What this task involves:
Type out all the records word for word. Any pictures are to be left out.

[begin Input records]

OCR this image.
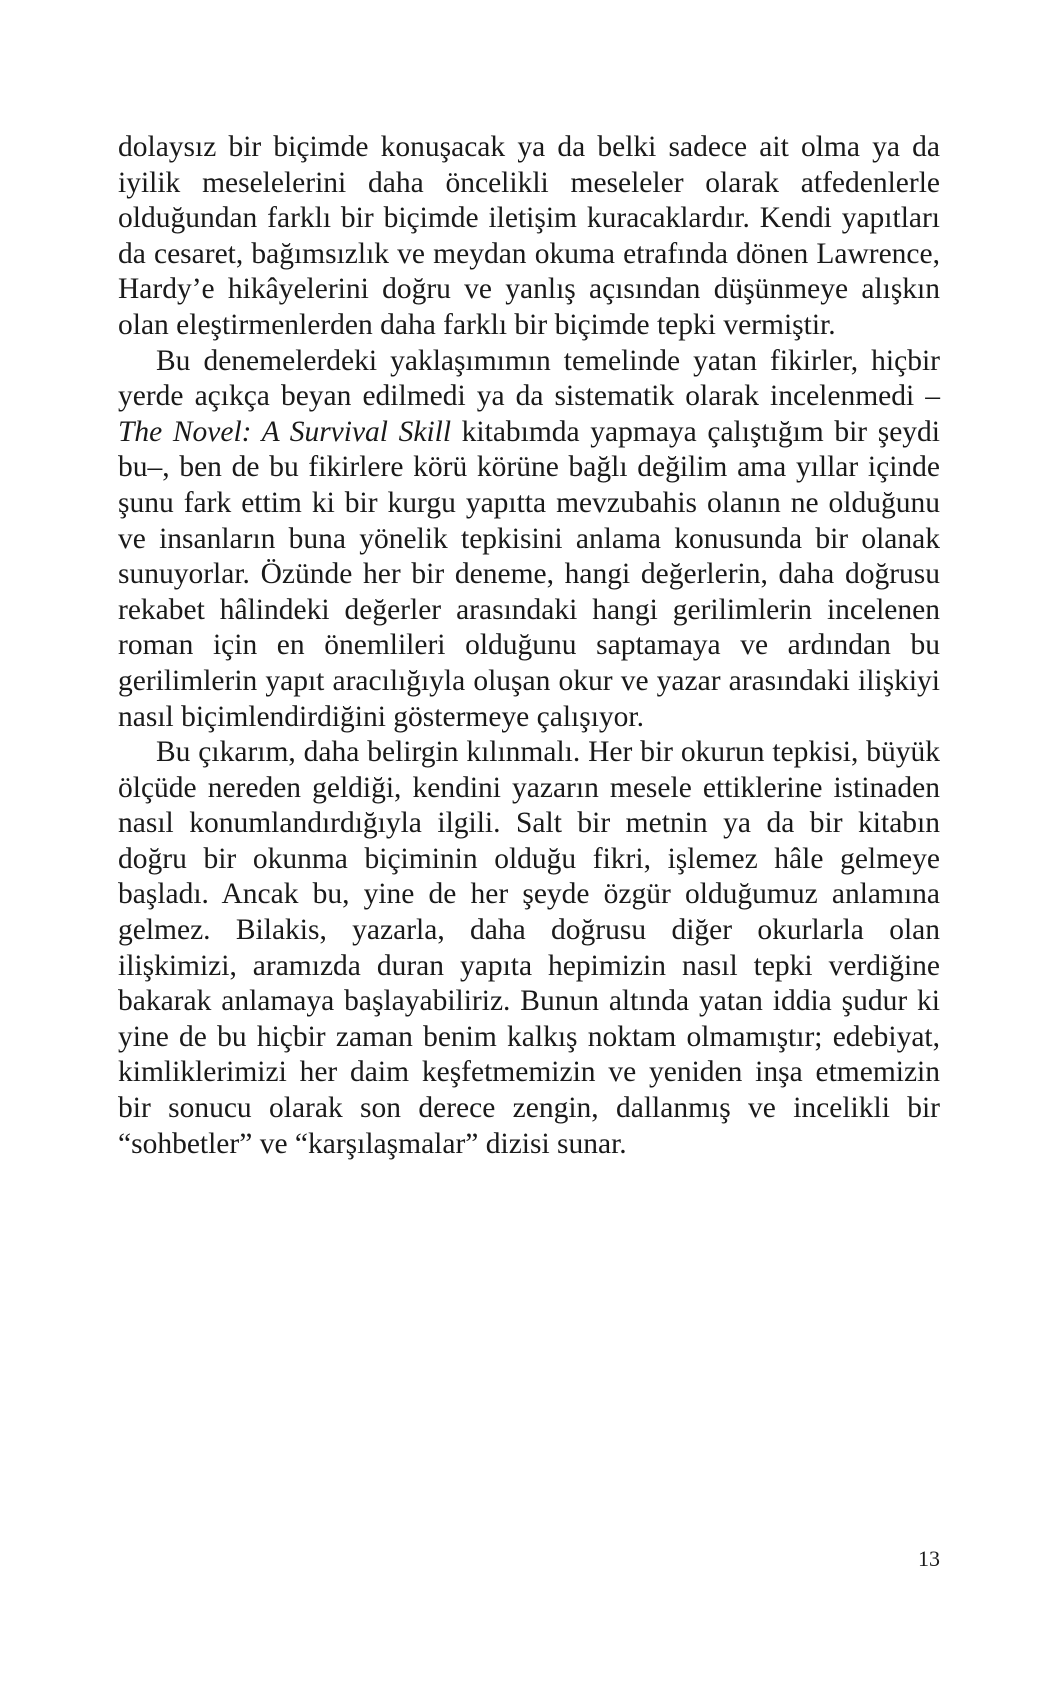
dolaysız bir biçimde konuşacak ya da belki sadece ait olma ya da iyilik meselelerini daha öncelikli meseleler olarak atfedenlerle olduğundan farklı bir biçimde iletişim kuracaklardır. Kendi yapıtları da cesaret, bağımsızlık ve meydan okuma etrafında dönen Lawrence, Hardy’e hikâyelerini doğru ve yanlış açısından düşünmeye alışkın olan eleştirmenlerden daha farklı bir biçimde tepki vermiştir.

Bu denemelerdeki yaklaşımımın temelinde yatan fikirler, hiçbir yerde açıkça beyan edilmedi ya da sistematik olarak incelenmedi –The Novel: A Survival Skill kitabımda yapmaya çalıştığım bir şeydi bu–, ben de bu fikirlere körü körüne bağlı değilim ama yıllar içinde şunu fark ettim ki bir kurgu yapıtta mevzubahis olanın ne olduğunu ve insanların buna yönelik tepkisini anlama konusunda bir olanak sunuyorlar. Özünde her bir deneme, hangi değerlerin, daha doğrusu rekabet hâlindeki değerler arasındaki hangi gerilimlerin incelenen roman için en önemlileri olduğunu saptamaya ve ardından bu gerilimlerin yapıt aracılığıyla oluşan okur ve yazar arasındaki ilişkiyi nasıl biçimlendirdiğini göstermeye çalışıyor.

Bu çıkarım, daha belirgin kılınmalı. Her bir okurun tepkisi, büyük ölçüde nereden geldiği, kendini yazarın mesele ettiklerine istinaden nasıl konumlandırdığıyla ilgili. Salt bir metnin ya da bir kitabın doğru bir okunma biçiminin olduğu fikri, işlemez hâle gelmeye başladı. Ancak bu, yine de her şeyde özgür olduğumuz anlamına gelmez. Bilakis, yazarla, daha doğrusu diğer okurlarla olan ilişkimizi, aramızda duran yapıta hepimizin nasıl tepki verdiğine bakarak anlamaya başlayabiliriz. Bunun altında yatan iddia şudur ki yine de bu hiçbir zaman benim kalkış noktam olmamıştır; edebiyat, kimliklerimizi her daim keşfetmemizin ve yeniden inşa etmemizin bir sonucu olarak son derece zengin, dallanmış ve incelikli bir “sohbetler” ve “karşılaşmalar” dizisi sunar.

13
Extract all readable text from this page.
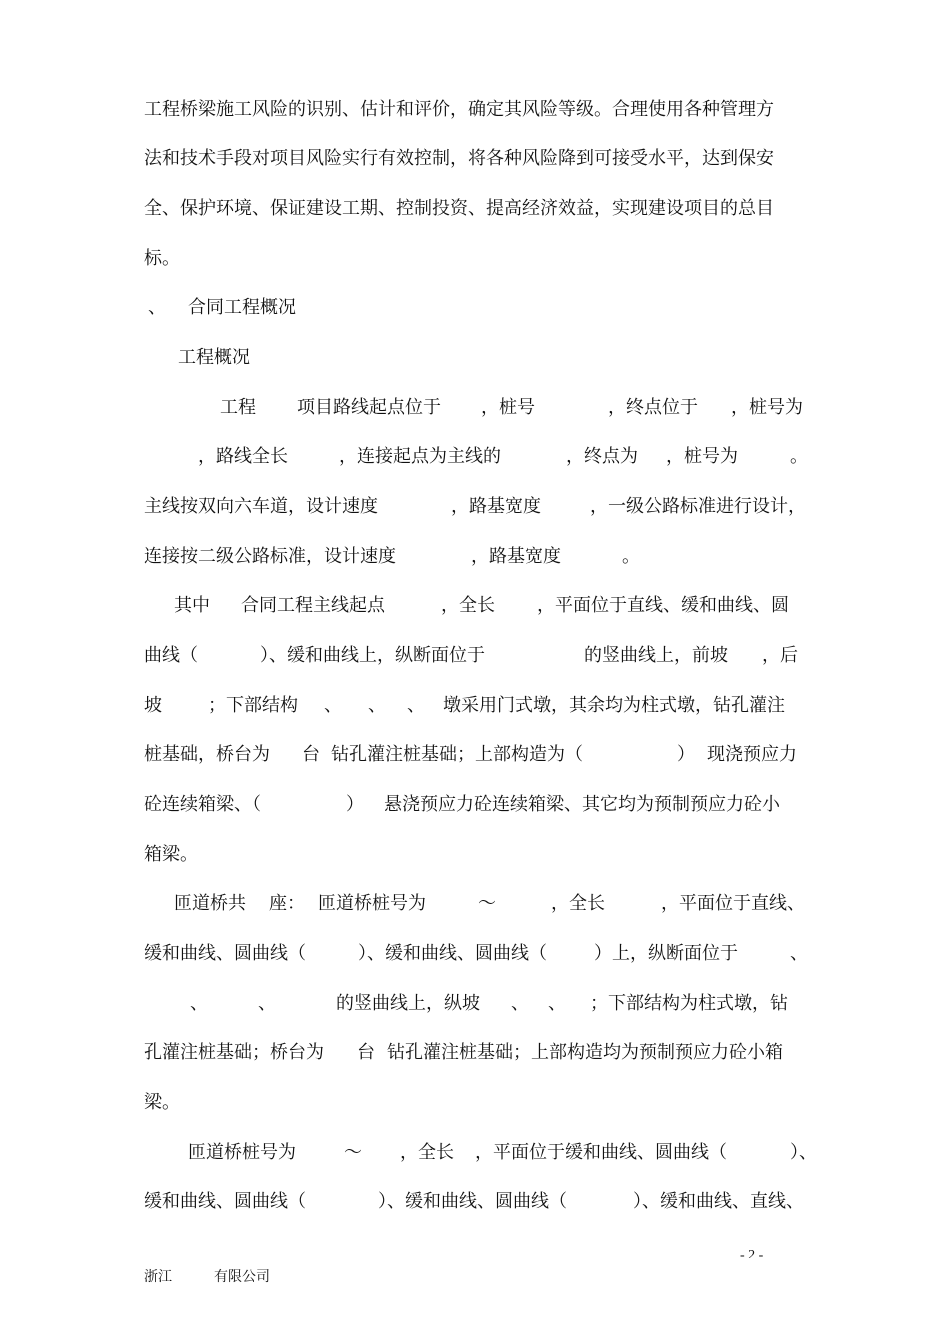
工程桥梁施工风险的识别、估计和评价，确定其风险等级。合理使用各种管理方
法和技术手段对项目风险实行有效控制，将各种风险降到可接受水平，达到保安
全、保护环境、保证建设工期、控制投资、提高经济效益，实现建设项目的总目
标。
、 合同工程概况
工程概况
工程 项目路线起点位于 ，桩号	，终点位于 ，桩号为
，路线全长	，连接起点为主线的	，终点为 ，桩号为	。
主线按双向六车道，设计速度	，路基宽度	，一级公路标准进行设计，
连接按二级公路标准，设计速度	，路基宽度	。
其中 合同工程主线起点	，全长 ，平面位于直线、缓和曲线、圆
曲线（	）、缓和曲线上，纵断面位于	的竖曲线上，前坡 ，后
坡	；下部结构 、 、 、 墩采用门式墩，其余均为柱式墩，钻孔灌注
桩基础，桥台为 台 钻孔灌注桩基础；上部构造为（	） 现浇预应力
砼连续箱梁、（	） 悬浇预应力砼连续箱梁、其它均为预制预应力砼小
箱梁。
匝道桥共 座： 匝道桥桩号为	～	，全长	，平面位于直线、
缓和曲线、圆曲线（	）、缓和曲线、圆曲线（	）上，纵断面位于	、
、	、	的竖曲线上，纵坡 、 、 ；下部结构为柱式墩，钻
孔灌注桩基础；桥台为 台 钻孔灌注桩基础；上部构造均为预制预应力砼小箱
梁。
匝道桥桩号为	～ ，全长 ，平面位于缓和曲线、圆曲线（	）、
缓和曲线、圆曲线（	）、缓和曲线、圆曲线（	）、缓和曲线、直线、
- 2 -
浙江	有限公司
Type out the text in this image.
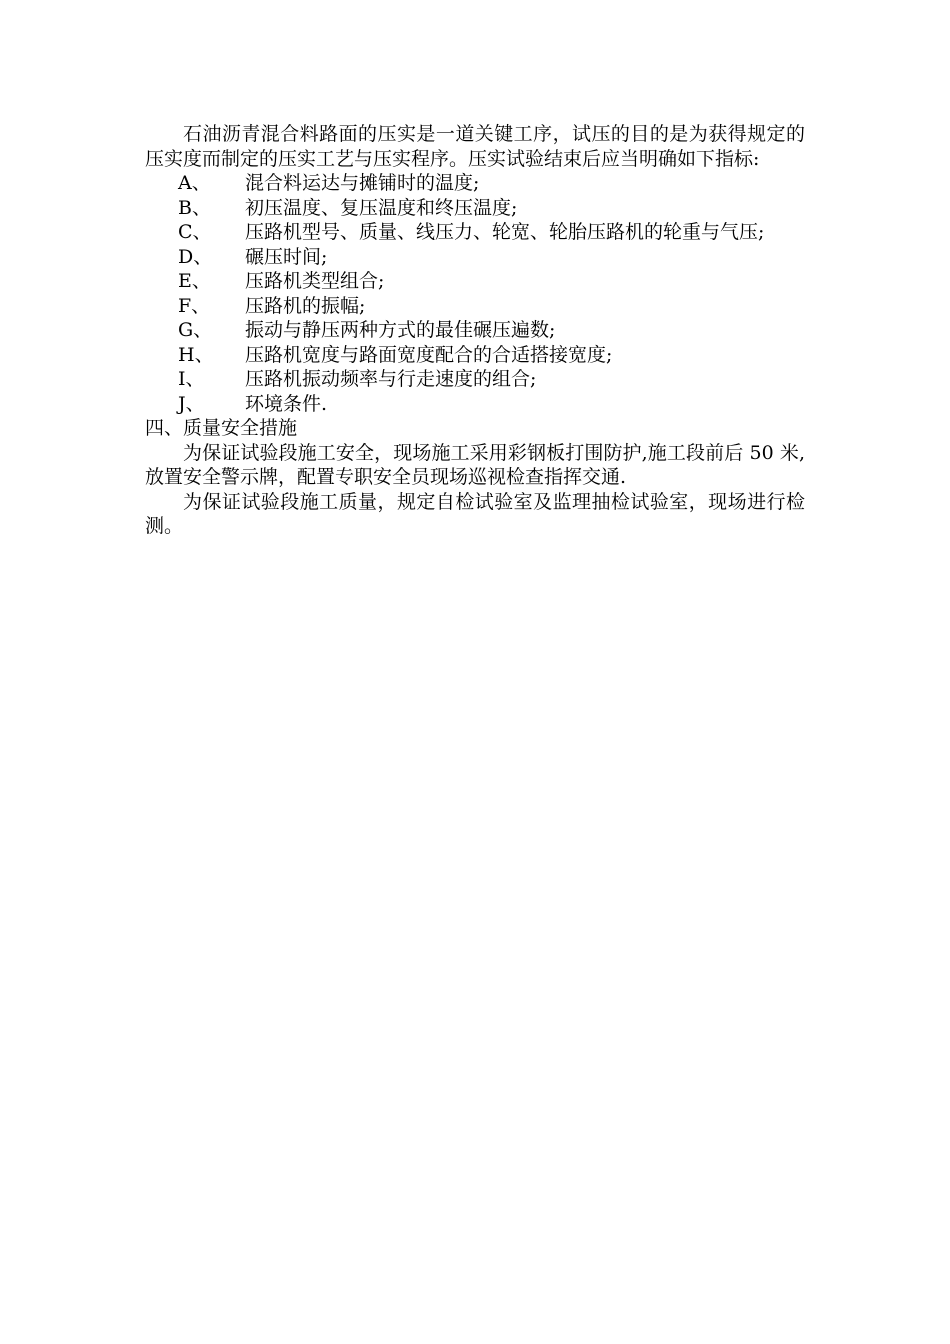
石油沥青混合料路面的压实是一道关键工序，试压的目的是为获得规定的压实度而制定的压实工艺与压实程序。压实试验结束后应当明确如下指标:

A、	混合料运达与摊铺时的温度;
B、	初压温度、复压温度和终压温度;
C、	压路机型号、质量、线压力、轮宽、轮胎压路机的轮重与气压;
D、	碾压时间;
E、	压路机类型组合;
F、	压路机的振幅;
G、	振动与静压两种方式的最佳碾压遍数;
H、	压路机宽度与路面宽度配合的合适搭接宽度;
I、	压路机振动频率与行走速度的组合;
J、	环境条件.

四、质量安全措施

为保证试验段施工安全，现场施工采用彩钢板打围防护,施工段前后 50 米,放置安全警示牌，配置专职安全员现场巡视检查指挥交通.

为保证试验段施工质量，规定自检试验室及监理抽检试验室，现场进行检测。
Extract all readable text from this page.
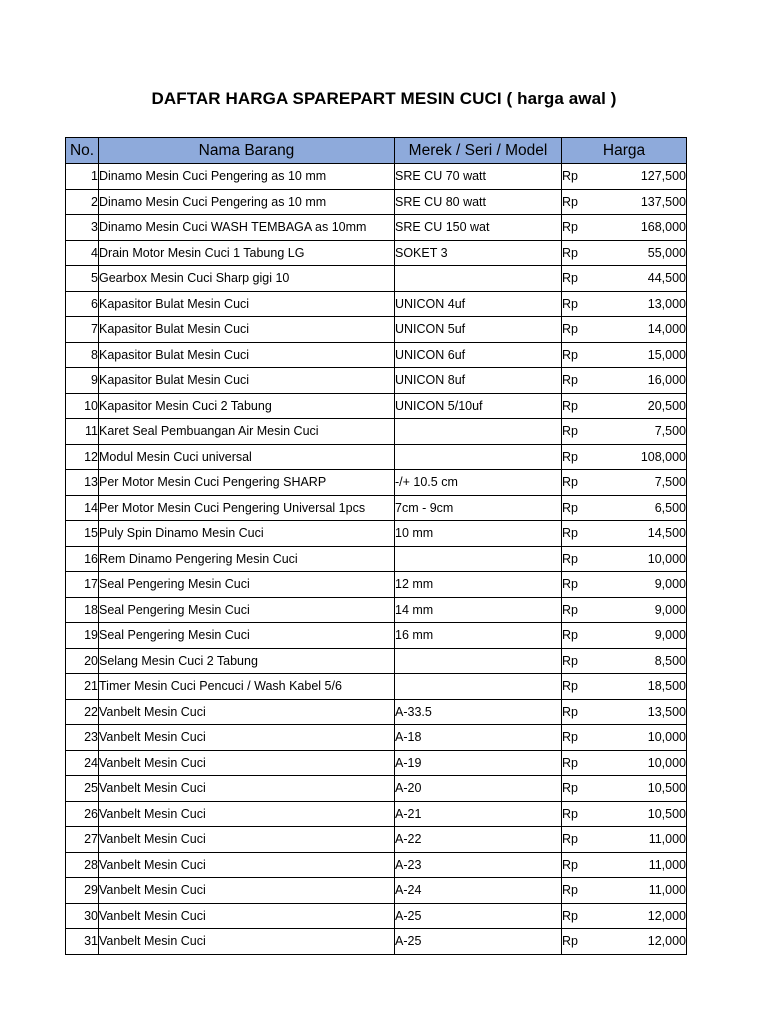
DAFTAR HARGA SPAREPART MESIN CUCI ( harga awal )
No.	Nama Barang	Merek / Seri / Model	Harga
1	Dinamo Mesin Cuci Pengering as 10 mm	SRE CU 70 watt	Rp 127,500

2	Dinamo Mesin Cuci Pengering as 10 mm	SRE CU 80 watt	Rp 137,500

3	Dinamo Mesin Cuci WASH TEMBAGA as 10mm	SRE CU 150 wat	Rp 168,000

4	Drain Motor Mesin Cuci 1 Tabung LG	SOKET 3	Rp 55,000

5	Gearbox Mesin Cuci Sharp gigi 10		Rp 44,500

6	Kapasitor Bulat Mesin Cuci	UNICON 4uf	Rp 13,000

7	Kapasitor Bulat Mesin Cuci	UNICON 5uf	Rp 14,000

8	Kapasitor Bulat Mesin Cuci	UNICON 6uf	Rp 15,000

9	Kapasitor Bulat Mesin Cuci	UNICON 8uf	Rp 16,000

10	Kapasitor Mesin Cuci 2 Tabung	UNICON 5/10uf	Rp 20,500

11	Karet Seal Pembuangan Air Mesin Cuci		Rp 7,500

12	Modul Mesin Cuci universal		Rp 108,000

13	Per Motor Mesin Cuci Pengering SHARP	-/+ 10.5 cm	Rp 7,500

14	Per Motor Mesin Cuci Pengering Universal 1pcs	7cm - 9cm	Rp 6,500

15	Puly Spin Dinamo Mesin Cuci	10 mm	Rp 14,500

16	Rem Dinamo Pengering Mesin Cuci		Rp 10,000

17	Seal Pengering Mesin Cuci	12 mm	Rp 9,000

18	Seal Pengering Mesin Cuci	14 mm	Rp 9,000

19	Seal Pengering Mesin Cuci	16 mm	Rp 9,000

20	Selang Mesin Cuci 2 Tabung		Rp 8,500

21	Timer Mesin Cuci Pencuci / Wash Kabel 5/6		Rp 18,500

22	Vanbelt Mesin Cuci	A-33.5	Rp 13,500

23	Vanbelt Mesin Cuci	A-18	Rp 10,000

24	Vanbelt Mesin Cuci	A-19	Rp 10,000

25	Vanbelt Mesin Cuci	A-20	Rp 10,500

26	Vanbelt Mesin Cuci	A-21	Rp 10,500

27	Vanbelt Mesin Cuci	A-22	Rp 11,000

28	Vanbelt Mesin Cuci	A-23	Rp 11,000

29	Vanbelt Mesin Cuci	A-24	Rp 11,000

30	Vanbelt Mesin Cuci	A-25	Rp 12,000

31	Vanbelt Mesin Cuci	A-25	Rp 12,000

[end Input records]

Answer to this exercise:
OCR this image.
dolaysız bir biçimde konuşacak ya da belki sadece ait olma ya da iyilik meselelerini daha öncelikli meseleler olarak atfedenlerle olduğundan farklı bir biçimde iletişim kuracaklardır. Kendi yapıtları da cesaret, bağımsızlık ve meydan okuma etrafında dönen Lawrence, Hardy’e hikâyelerini doğru ve yanlış açısından düşünmeye alışkın olan eleştirmenlerden daha farklı bir biçimde tepki vermiştir.

Bu denemelerdeki yaklaşımımın temelinde yatan fikirler, hiçbir yerde açıkça beyan edilmedi ya da sistematik olarak incelenmedi –The Novel: A Survival Skill kitabımda yapmaya çalıştığım bir şeydi bu–, ben de bu fikirlere körü körüne bağlı değilim ama yıllar içinde şunu fark ettim ki bir kurgu yapıtta mevzubahis olanın ne olduğunu ve insanların buna yönelik tepkisini anlama konusunda bir olanak sunuyorlar. Özünde her bir deneme, hangi değerlerin, daha doğrusu rekabet hâlindeki değerler arasındaki hangi gerilimlerin incelenen roman için en önemlileri olduğunu saptamaya ve ardından bu gerilimlerin yapıt aracılığıyla oluşan okur ve yazar arasındaki ilişkiyi nasıl biçimlendirdiğini göstermeye çalışıyor.

Bu çıkarım, daha belirgin kılınmalı. Her bir okurun tepkisi, büyük ölçüde nereden geldiği, kendini yazarın mesele ettiklerine istinaden nasıl konumlandırdığıyla ilgili. Salt bir metnin ya da bir kitabın doğru bir okunma biçiminin olduğu fikri, işlemez hâle gelmeye başladı. Ancak bu, yine de her şeyde özgür olduğumuz anlamına gelmez. Bilakis, yazarla, daha doğrusu diğer okurlarla olan ilişkimizi, aramızda duran yapıta hepimizin nasıl tepki verdiğine bakarak anlamaya başlayabiliriz. Bunun altında yatan iddia şudur ki yine de bu hiçbir zaman benim kalkış noktam olmamıştır; edebiyat, kimliklerimizi her daim keşfetmemizin ve yeniden inşa etmemizin bir sonucu olarak son derece zengin, dallanmış ve incelikli bir “sohbetler” ve “karşılaşmalar” dizisi sunar.

13
Extract all readable text from this page.
工程桥梁施工风险的识别、估计和评价，确定其风险等级。合理使用各种管理方
法和技术手段对项目风险实行有效控制，将各种风险降到可接受水平，达到保安
全、保护环境、保证建设工期、控制投资、提高经济效益，实现建设项目的总目
标。
、 合同工程概况
工程概况
工程 项目路线起点位于 ，桩号	，终点位于 ，桩号为
，路线全长	，连接起点为主线的	，终点为 ，桩号为	。
主线按双向六车道，设计速度	，路基宽度	，一级公路标准进行设计，
连接按二级公路标准，设计速度	，路基宽度	。
其中 合同工程主线起点	，全长 ，平面位于直线、缓和曲线、圆
曲线（	）、缓和曲线上，纵断面位于	的竖曲线上，前坡 ，后
坡	；下部结构 、 、 、 墩采用门式墩，其余均为柱式墩，钻孔灌注
桩基础，桥台为 台 钻孔灌注桩基础；上部构造为（	） 现浇预应力
砼连续箱梁、（	） 悬浇预应力砼连续箱梁、其它均为预制预应力砼小
箱梁。
匝道桥共 座： 匝道桥桩号为	～	，全长	，平面位于直线、
缓和曲线、圆曲线（	）、缓和曲线、圆曲线（	）上，纵断面位于	、
、	、	的竖曲线上，纵坡 、 、 ；下部结构为柱式墩，钻
孔灌注桩基础；桥台为 台 钻孔灌注桩基础；上部构造均为预制预应力砼小箱
梁。
匝道桥桩号为	～ ，全长 ，平面位于缓和曲线、圆曲线（	）、
缓和曲线、圆曲线（	）、缓和曲线、圆曲线（	）、缓和曲线、直线、
- 2 -
浙江	有限公司
Type out the text in this image.
石油沥青混合料路面的压实是一道关键工序，试压的目的是为获得规定的压实度而制定的压实工艺与压实程序。压实试验结束后应当明确如下指标:

A、	混合料运达与摊铺时的温度;
B、	初压温度、复压温度和终压温度;
C、	压路机型号、质量、线压力、轮宽、轮胎压路机的轮重与气压;
D、	碾压时间;
E、	压路机类型组合;
F、	压路机的振幅;
G、	振动与静压两种方式的最佳碾压遍数;
H、	压路机宽度与路面宽度配合的合适搭接宽度;
I、	压路机振动频率与行走速度的组合;
J、	环境条件.

四、质量安全措施

为保证试验段施工安全，现场施工采用彩钢板打围防护,施工段前后 50 米,放置安全警示牌，配置专职安全员现场巡视检查指挥交通.

为保证试验段施工质量，规定自检试验室及监理抽检试验室，现场进行检测。
Extract all readable text from this page.
DAFTAR HARGA SPAREPART MESIN CUCI ( harga awal )
No.	Nama Barang	Merek / Seri / Model	Harga
1	Dinamo Mesin Cuci Pengering as 10 mm	SRE CU 70 watt	Rp 127,500

2	Dinamo Mesin Cuci Pengering as 10 mm	SRE CU 80 watt	Rp 137,500

3	Dinamo Mesin Cuci WASH TEMBAGA as 10mm	SRE CU 150 wat	Rp 168,000

4	Drain Motor Mesin Cuci 1 Tabung LG	SOKET 3	Rp 55,000

5	Gearbox Mesin Cuci Sharp gigi 10		Rp 44,500

6	Kapasitor Bulat Mesin Cuci	UNICON 4uf	Rp 13,000

7	Kapasitor Bulat Mesin Cuci	UNICON 5uf	Rp 14,000

8	Kapasitor Bulat Mesin Cuci	UNICON 6uf	Rp 15,000

9	Kapasitor Bulat Mesin Cuci	UNICON 8uf	Rp 16,000

10	Kapasitor Mesin Cuci 2 Tabung	UNICON 5/10uf	Rp 20,500

11	Karet Seal Pembuangan Air Mesin Cuci		Rp 7,500

12	Modul Mesin Cuci universal		Rp 108,000

13	Per Motor Mesin Cuci Pengering SHARP	-/+ 10.5 cm	Rp 7,500

14	Per Motor Mesin Cuci Pengering Universal 1pcs	7cm - 9cm	Rp 6,500

15	Puly Spin Dinamo Mesin Cuci	10 mm	Rp 14,500

16	Rem Dinamo Pengering Mesin Cuci		Rp 10,000

17	Seal Pengering Mesin Cuci	12 mm	Rp 9,000

18	Seal Pengering Mesin Cuci	14 mm	Rp 9,000

19	Seal Pengering Mesin Cuci	16 mm	Rp 9,000

20	Selang Mesin Cuci 2 Tabung		Rp 8,500

21	Timer Mesin Cuci Pencuci / Wash Kabel 5/6		Rp 18,500

22	Vanbelt Mesin Cuci	A-33.5	Rp 13,500

23	Vanbelt Mesin Cuci	A-18	Rp 10,000

24	Vanbelt Mesin Cuci	A-19	Rp 10,000

25	Vanbelt Mesin Cuci	A-20	Rp 10,500

26	Vanbelt Mesin Cuci	A-21	Rp 10,500

27	Vanbelt Mesin Cuci	A-22	Rp 11,000

28	Vanbelt Mesin Cuci	A-23	Rp 11,000

29	Vanbelt Mesin Cuci	A-24	Rp 11,000

30	Vanbelt Mesin Cuci	A-25	Rp 12,000

31	Vanbelt Mesin Cuci	A-25	Rp 12,000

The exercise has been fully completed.